[start EXCERPT]

How to open garage door when power is out
October 24, 2021 2:22 PM   Subscribe

I’ve been given a 'backup' key, and the key undoes the lock in the garage door, and then…. I am to do something else to get the door open, without breaking someone’s garage door lift system. I don't know what that something is.

Thanks to the bomb cyclone I and many many neighbors are without power. I have lived here for just a couple months. My landlord is out of country and is not easy to contact.

There’s a lock about 5.5 feet off the ground in the middle of the door. The key ‘opens’ that, by which I mean the entire lock cylinder comes out of the hole towards me, and is attached to a metal wire (exactly the kind of metal wire you would expect would be used to pull, say, a garage door). About 8-10 inches come out without me pulling.

Questions:

1. Am I supposed to pull MORE of the metal wire out towards me? or at this point has it ‘done its thing’ and I should just try lifting up the door?I did try pulling on it, hard, but I didn’t feel it ‘give’ at all.

2. Have also tried lifting the door. It was very reticent. I could only get it about 6 inches off the ground. It’s a large door, a two-car-garage door, but again it felt like it was pushing back more than it wanted me to pull. It felt like that was more than just gravity. My lift up did not produce any momentum towards further pulling.

Making all this even more fun, it's pouring down rain.

[end EXCERPT]
[start INFORMATION GIVEN]

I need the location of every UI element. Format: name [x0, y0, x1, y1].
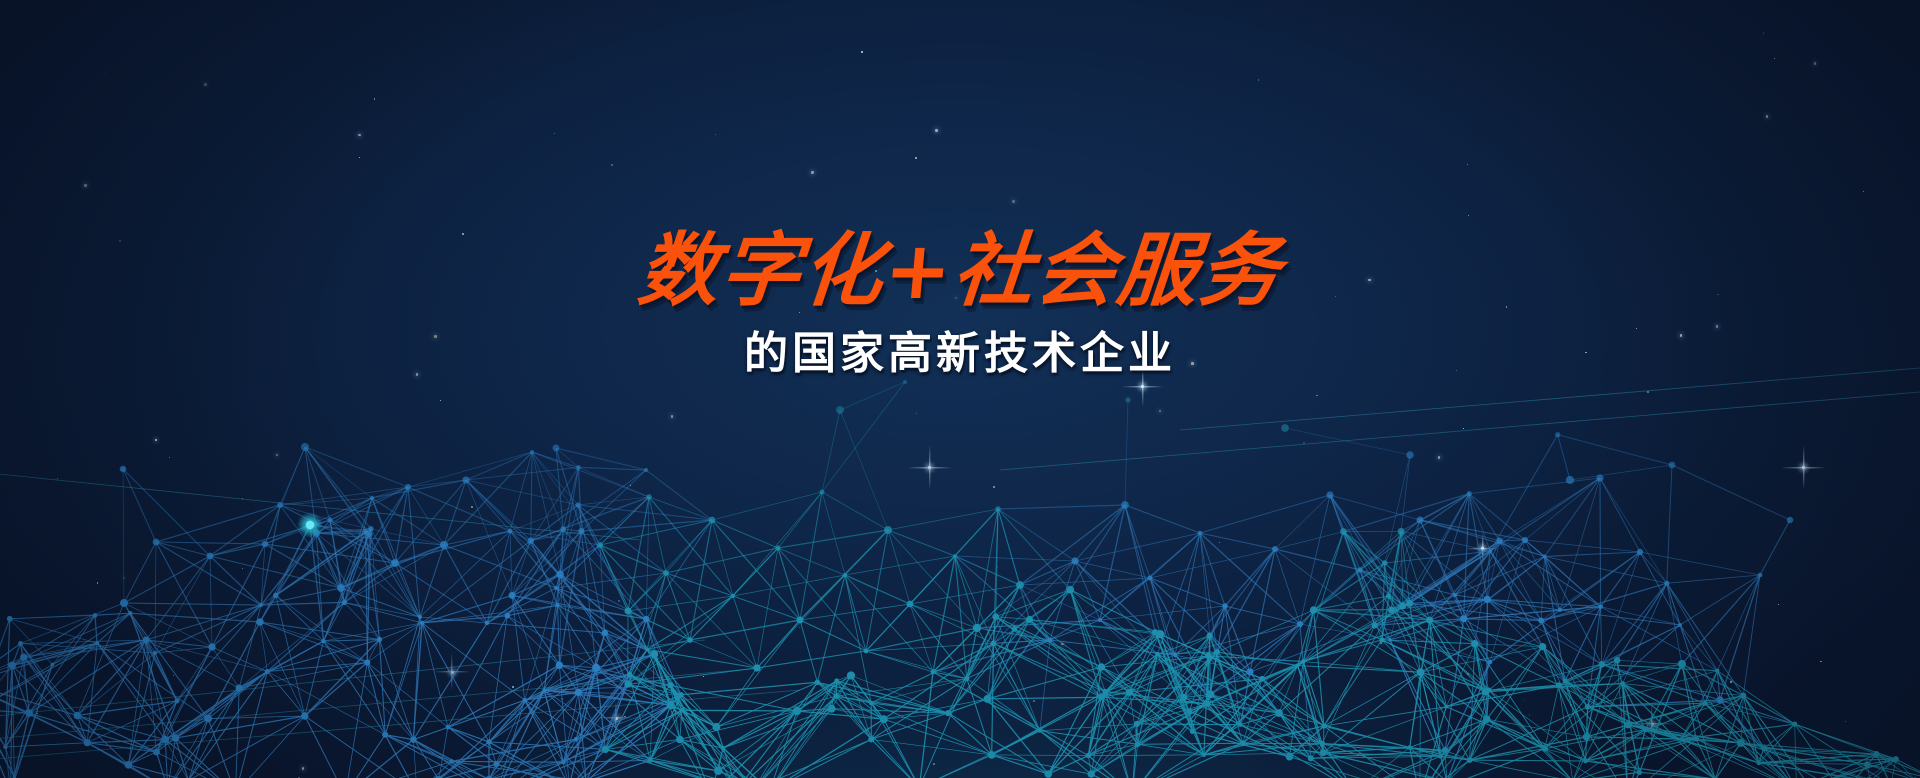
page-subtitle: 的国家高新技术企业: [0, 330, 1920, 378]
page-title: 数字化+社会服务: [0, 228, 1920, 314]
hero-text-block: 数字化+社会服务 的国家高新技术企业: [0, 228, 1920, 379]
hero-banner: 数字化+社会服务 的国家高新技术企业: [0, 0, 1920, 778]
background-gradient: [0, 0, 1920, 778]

[end INFORMATION GIVEN]

■ **TASK INSTRUCTIONS**
**A.** Rewrite the records with "UI element" switched to "interface element" and everything else left unchanged. Leave the pictures out.
**B.** Resume the post about opening a garage door during a power outage, picking up right after its last sentence.

■ **RESPONSE LIST**
**A.**
I need the location of every interface element. Format: name [x0, y0, x1, y1].
page-subtitle: 的国家高新技术企业: [0, 330, 1920, 378]
page-title: 数字化+社会服务: [0, 228, 1920, 314]
hero-text-block: 数字化+社会服务 的国家高新技术企业: [0, 228, 1920, 379]
hero-banner: 数字化+社会服务 的国家高新技术企业: [0, 0, 1920, 778]
background-gradient: [0, 0, 1920, 778]

**B.**
Thanks for the help
posted by armoir from antproof case to Home & Garden (9 answers total) 1 user marked this as a favorite
 
Assuming you can get into the garage, you can disengage the opener. There is usually a plastic bobber at the end of a rope, suspended from in front of the opener itself. You just pull on that, and then the garage door should slide easily on the track in manual operation. The door will still be heavy, but it will move more freely. (And when the power comes back on, eventually, you'll need to operate the opener a few times before it reengages.)
posted by DrGail at 2:29 PM on October 24, 2021 [4 favorites]


The doors I have seen sometimes have two things that keep them from moving. A lock on the outside that will keep the door from moving, period, because it is locked to the the frame. And then on the inside there's a handle to pull that disconnects the door from the (now non-functional) electric drive. On our door it's a big red thing on a red cord, impossible to miss. Once you pull that the door should slide reasonably well, if it's been adjusted properly. Since you're getting a lot of resistance, my guess is that your door is still connected to the drive, and it's pushing against the internal resistance of the motor. I know you're renting, but garage door adjustment is pretty cheap, I think the service we used charged $100 to tune it up and the sound is so much more pleasant now. They would certainly be able to get your door open. Your problem is why code in some places requires a backup battery so that the door can still be operated normally in case of a fire or earthquake.
posted by wnissen at 2:31 PM on October 24, 2021


Response by poster: I can’t get into the garage separately. The garage door is only entrance . I presume the wire that come out with the lock is intended to disengage the opener. Maybe it already has and I need to lift harder. But I don’t know and am concerned about breaking the apparatus.
posted by armoir from antproof case at 2:32 PM on October 24, 2021


Best answer: Here are the installation and operation instructions for a keyed garage door emergency release: Emergency Release Kit (Keyed Garage Door Lock). Normally, if you have access to the inside of the garage, you release the door as mentioned by DrGail above. The metal wire attached to your lock cylinder is connected to the emergency release — you need give that wire a significant pull. Here are the exact instructions from the linked page above:
  1. Insert the key, turn it 1/2 turn and remove the entire inside lock assembly. This allows access to the cable, which is connected to the carriage release device on your door opener.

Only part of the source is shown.